Wherever the string "color" appears in the listing, copy that line.
[START Supplied entries]
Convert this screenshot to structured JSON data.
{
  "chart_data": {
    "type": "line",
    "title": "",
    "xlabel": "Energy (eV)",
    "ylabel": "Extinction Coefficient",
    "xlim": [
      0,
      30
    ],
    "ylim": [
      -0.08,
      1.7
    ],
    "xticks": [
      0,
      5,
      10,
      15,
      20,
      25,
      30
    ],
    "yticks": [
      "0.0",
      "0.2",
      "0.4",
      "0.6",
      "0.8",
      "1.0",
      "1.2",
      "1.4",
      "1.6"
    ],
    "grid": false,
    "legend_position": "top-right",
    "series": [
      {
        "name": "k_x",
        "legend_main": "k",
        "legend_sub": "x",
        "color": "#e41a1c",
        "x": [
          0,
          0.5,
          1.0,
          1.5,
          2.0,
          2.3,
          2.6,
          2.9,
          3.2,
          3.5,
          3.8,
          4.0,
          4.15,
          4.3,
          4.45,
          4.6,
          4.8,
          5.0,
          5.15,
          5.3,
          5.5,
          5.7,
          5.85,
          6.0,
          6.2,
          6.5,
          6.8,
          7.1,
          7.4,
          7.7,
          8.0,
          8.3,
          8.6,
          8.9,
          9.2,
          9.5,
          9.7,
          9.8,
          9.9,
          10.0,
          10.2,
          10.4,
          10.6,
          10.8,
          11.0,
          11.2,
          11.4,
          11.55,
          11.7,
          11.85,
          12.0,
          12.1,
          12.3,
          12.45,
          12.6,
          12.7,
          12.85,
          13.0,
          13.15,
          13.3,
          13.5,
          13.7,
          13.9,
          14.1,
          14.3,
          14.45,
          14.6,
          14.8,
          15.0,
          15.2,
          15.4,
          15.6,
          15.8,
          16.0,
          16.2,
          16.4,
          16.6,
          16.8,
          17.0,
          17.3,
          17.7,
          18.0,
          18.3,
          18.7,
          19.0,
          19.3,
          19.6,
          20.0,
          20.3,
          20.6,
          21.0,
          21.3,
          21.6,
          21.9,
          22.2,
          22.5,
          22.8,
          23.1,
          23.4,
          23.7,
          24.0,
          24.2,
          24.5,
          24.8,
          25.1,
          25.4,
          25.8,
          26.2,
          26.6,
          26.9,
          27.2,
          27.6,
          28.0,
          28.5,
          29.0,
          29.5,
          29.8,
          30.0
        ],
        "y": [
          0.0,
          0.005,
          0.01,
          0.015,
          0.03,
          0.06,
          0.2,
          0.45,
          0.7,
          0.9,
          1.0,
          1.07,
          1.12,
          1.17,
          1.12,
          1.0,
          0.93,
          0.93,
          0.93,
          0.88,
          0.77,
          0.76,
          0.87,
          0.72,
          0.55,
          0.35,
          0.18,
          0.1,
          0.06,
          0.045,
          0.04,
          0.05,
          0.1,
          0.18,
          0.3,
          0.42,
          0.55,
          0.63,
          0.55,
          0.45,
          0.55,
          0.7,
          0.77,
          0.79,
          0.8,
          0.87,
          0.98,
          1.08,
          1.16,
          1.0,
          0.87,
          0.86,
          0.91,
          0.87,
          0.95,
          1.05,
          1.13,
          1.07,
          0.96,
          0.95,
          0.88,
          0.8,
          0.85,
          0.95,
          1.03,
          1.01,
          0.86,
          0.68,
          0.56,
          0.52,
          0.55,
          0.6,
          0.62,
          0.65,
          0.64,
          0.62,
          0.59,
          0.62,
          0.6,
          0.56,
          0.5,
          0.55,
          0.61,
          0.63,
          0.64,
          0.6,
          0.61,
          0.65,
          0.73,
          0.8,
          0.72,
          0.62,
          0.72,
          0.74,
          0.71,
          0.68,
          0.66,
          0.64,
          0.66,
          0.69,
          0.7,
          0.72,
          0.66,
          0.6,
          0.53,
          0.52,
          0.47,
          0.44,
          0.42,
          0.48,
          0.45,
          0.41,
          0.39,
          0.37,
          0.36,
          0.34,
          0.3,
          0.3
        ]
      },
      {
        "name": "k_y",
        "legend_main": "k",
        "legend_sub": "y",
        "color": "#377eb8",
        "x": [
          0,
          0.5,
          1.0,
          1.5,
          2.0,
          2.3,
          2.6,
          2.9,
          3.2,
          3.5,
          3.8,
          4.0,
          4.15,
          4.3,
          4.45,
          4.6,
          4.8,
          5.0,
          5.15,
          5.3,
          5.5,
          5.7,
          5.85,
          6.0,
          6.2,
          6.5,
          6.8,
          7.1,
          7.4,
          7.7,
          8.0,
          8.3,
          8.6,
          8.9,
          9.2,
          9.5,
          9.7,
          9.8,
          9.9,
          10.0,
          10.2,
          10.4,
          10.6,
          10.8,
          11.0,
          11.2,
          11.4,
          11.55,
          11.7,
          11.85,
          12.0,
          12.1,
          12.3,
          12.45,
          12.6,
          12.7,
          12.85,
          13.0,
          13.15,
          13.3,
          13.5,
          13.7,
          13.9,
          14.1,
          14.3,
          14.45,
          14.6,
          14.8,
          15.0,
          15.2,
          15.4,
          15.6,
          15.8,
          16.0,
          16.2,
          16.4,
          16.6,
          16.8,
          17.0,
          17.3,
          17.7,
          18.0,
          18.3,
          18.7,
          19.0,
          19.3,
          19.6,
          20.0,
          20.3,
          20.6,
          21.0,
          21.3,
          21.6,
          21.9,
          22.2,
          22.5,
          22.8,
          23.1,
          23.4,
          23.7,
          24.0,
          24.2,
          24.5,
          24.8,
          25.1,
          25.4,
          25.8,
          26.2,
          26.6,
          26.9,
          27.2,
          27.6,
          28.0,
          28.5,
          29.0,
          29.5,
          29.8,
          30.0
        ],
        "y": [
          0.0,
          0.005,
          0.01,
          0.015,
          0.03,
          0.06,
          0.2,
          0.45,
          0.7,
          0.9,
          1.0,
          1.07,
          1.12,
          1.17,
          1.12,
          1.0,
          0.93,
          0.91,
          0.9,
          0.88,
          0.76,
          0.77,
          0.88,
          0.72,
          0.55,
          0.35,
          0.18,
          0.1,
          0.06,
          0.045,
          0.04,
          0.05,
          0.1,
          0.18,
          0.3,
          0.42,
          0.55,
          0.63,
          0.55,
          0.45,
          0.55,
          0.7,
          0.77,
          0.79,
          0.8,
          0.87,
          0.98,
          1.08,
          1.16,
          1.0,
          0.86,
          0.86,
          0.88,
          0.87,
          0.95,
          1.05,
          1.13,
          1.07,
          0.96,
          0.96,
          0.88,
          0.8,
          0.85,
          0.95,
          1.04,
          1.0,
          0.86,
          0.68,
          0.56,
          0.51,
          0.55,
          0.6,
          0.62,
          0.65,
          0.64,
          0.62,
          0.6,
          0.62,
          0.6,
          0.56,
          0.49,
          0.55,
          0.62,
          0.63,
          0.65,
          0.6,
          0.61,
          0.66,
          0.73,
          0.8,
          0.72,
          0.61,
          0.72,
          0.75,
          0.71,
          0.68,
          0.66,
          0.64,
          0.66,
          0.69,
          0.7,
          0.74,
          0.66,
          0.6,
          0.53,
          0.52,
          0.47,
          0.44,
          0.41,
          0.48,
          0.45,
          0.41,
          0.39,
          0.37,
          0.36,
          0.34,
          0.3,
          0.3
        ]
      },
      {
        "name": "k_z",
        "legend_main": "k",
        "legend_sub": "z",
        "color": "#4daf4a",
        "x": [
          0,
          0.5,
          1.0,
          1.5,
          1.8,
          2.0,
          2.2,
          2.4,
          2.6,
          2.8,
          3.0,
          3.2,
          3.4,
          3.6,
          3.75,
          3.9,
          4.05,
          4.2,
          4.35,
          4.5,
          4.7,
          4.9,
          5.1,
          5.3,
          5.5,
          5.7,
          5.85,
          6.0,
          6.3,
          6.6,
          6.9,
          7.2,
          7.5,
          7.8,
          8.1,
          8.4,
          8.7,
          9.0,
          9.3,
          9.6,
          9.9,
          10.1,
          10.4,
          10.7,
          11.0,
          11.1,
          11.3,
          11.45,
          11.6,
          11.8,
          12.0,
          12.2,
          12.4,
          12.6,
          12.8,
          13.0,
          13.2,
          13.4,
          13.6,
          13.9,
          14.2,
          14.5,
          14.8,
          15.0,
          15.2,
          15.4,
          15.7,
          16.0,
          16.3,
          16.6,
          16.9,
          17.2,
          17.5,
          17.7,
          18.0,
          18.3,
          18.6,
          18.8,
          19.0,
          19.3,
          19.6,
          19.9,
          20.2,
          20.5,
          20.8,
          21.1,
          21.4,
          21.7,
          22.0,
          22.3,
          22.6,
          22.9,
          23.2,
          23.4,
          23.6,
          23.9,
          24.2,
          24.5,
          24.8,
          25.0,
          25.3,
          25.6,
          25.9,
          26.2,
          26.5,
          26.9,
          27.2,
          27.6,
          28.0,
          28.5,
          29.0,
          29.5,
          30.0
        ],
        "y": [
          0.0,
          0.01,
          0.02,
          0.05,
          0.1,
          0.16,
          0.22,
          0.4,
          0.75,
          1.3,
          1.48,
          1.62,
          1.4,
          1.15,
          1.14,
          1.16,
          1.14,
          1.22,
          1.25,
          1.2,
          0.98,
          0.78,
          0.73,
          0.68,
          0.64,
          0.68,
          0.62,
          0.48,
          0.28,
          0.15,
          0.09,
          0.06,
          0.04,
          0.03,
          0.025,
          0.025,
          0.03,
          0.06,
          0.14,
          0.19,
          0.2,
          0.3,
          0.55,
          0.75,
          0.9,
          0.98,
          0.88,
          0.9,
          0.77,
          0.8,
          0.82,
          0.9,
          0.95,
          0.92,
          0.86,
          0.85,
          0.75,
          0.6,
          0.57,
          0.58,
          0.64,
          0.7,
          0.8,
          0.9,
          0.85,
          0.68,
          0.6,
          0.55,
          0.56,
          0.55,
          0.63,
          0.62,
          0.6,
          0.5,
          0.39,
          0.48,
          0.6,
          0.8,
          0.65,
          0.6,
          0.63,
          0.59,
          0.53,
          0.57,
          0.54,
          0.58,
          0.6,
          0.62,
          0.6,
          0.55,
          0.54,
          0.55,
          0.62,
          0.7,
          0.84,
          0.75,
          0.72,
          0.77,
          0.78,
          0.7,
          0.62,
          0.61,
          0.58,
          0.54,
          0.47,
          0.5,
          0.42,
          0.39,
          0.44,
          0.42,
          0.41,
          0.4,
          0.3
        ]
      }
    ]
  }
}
[END Supplied entries]
### Problem solution
        "color": "#e41a1c",
        "color": "#377eb8",
        "color": "#4daf4a",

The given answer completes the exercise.